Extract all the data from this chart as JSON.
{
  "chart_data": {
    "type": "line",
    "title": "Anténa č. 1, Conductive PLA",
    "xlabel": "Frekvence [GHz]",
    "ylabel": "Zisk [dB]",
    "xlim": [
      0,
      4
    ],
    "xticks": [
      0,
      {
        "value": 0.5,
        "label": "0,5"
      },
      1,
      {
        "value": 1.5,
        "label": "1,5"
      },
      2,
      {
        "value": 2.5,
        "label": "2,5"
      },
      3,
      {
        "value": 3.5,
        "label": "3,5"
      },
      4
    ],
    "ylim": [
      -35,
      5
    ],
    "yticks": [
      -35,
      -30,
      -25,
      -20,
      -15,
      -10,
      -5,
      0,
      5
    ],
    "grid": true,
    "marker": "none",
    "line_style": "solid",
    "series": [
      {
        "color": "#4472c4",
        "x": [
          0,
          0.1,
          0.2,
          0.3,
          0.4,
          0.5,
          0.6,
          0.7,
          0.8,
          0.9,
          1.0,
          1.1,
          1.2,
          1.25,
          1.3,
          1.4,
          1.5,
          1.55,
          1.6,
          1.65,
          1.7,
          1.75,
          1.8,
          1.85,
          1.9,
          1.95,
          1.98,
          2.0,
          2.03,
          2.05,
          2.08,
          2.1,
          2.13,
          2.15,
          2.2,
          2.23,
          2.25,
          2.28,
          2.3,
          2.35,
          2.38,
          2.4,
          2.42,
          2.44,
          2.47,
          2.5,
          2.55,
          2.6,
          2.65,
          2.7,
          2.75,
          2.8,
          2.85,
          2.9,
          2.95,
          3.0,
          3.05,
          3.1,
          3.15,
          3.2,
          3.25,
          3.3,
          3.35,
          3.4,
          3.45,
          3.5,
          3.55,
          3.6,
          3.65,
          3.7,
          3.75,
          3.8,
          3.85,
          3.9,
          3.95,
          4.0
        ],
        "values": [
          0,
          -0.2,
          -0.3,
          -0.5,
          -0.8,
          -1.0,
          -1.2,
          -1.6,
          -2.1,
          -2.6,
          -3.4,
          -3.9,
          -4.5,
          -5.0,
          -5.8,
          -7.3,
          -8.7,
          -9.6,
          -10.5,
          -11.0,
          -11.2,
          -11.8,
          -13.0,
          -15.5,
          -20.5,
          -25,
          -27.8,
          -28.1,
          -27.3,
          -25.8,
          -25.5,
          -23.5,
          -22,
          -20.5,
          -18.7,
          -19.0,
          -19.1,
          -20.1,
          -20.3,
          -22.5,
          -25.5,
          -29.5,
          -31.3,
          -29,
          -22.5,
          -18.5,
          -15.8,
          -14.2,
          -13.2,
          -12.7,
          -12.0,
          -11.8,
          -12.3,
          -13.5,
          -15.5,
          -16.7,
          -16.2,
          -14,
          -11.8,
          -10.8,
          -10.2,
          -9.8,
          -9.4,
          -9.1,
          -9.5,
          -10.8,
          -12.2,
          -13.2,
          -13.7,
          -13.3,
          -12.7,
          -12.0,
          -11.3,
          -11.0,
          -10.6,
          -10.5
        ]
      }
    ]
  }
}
======
Exercise task: Copy out the whole listing exactly as written.

Result:
Extract all the data from this chart as JSON.
{
  "chart_data": {
    "type": "line",
    "title": "Anténa č. 1, Conductive PLA",
    "xlabel": "Frekvence [GHz]",
    "ylabel": "Zisk [dB]",
    "xlim": [
      0,
      4
    ],
    "xticks": [
      0,
      {
        "value": 0.5,
        "label": "0,5"
      },
      1,
      {
        "value": 1.5,
        "label": "1,5"
      },
      2,
      {
        "value": 2.5,
        "label": "2,5"
      },
      3,
      {
        "value": 3.5,
        "label": "3,5"
      },
      4
    ],
    "ylim": [
      -35,
      5
    ],
    "yticks": [
      -35,
      -30,
      -25,
      -20,
      -15,
      -10,
      -5,
      0,
      5
    ],
    "grid": true,
    "marker": "none",
    "line_style": "solid",
    "series": [
      {
        "color": "#4472c4",
        "x": [
          0,
          0.1,
          0.2,
          0.3,
          0.4,
          0.5,
          0.6,
          0.7,
          0.8,
          0.9,
          1.0,
          1.1,
          1.2,
          1.25,
          1.3,
          1.4,
          1.5,
          1.55,
          1.6,
          1.65,
          1.7,
          1.75,
          1.8,
          1.85,
          1.9,
          1.95,
          1.98,
          2.0,
          2.03,
          2.05,
          2.08,
          2.1,
          2.13,
          2.15,
          2.2,
          2.23,
          2.25,
          2.28,
          2.3,
          2.35,
          2.38,
          2.4,
          2.42,
          2.44,
          2.47,
          2.5,
          2.55,
          2.6,
          2.65,
          2.7,
          2.75,
          2.8,
          2.85,
          2.9,
          2.95,
          3.0,
          3.05,
          3.1,
          3.15,
          3.2,
          3.25,
          3.3,
          3.35,
          3.4,
          3.45,
          3.5,
          3.55,
          3.6,
          3.65,
          3.7,
          3.75,
          3.8,
          3.85,
          3.9,
          3.95,
          4.0
        ],
        "values": [
          0,
          -0.2,
          -0.3,
          -0.5,
          -0.8,
          -1.0,
          -1.2,
          -1.6,
          -2.1,
          -2.6,
          -3.4,
          -3.9,
          -4.5,
          -5.0,
          -5.8,
          -7.3,
          -8.7,
          -9.6,
          -10.5,
          -11.0,
          -11.2,
          -11.8,
          -13.0,
          -15.5,
          -20.5,
          -25,
          -27.8,
          -28.1,
          -27.3,
          -25.8,
          -25.5,
          -23.5,
          -22,
          -20.5,
          -18.7,
          -19.0,
          -19.1,
          -20.1,
          -20.3,
          -22.5,
          -25.5,
          -29.5,
          -31.3,
          -29,
          -22.5,
          -18.5,
          -15.8,
          -14.2,
          -13.2,
          -12.7,
          -12.0,
          -11.8,
          -12.3,
          -13.5,
          -15.5,
          -16.7,
          -16.2,
          -14,
          -11.8,
          -10.8,
          -10.2,
          -9.8,
          -9.4,
          -9.1,
          -9.5,
          -10.8,
          -12.2,
          -13.2,
          -13.7,
          -13.3,
          -12.7,
          -12.0,
          -11.3,
          -11.0,
          -10.6,
          -10.5
        ]
      }
    ]
  }
}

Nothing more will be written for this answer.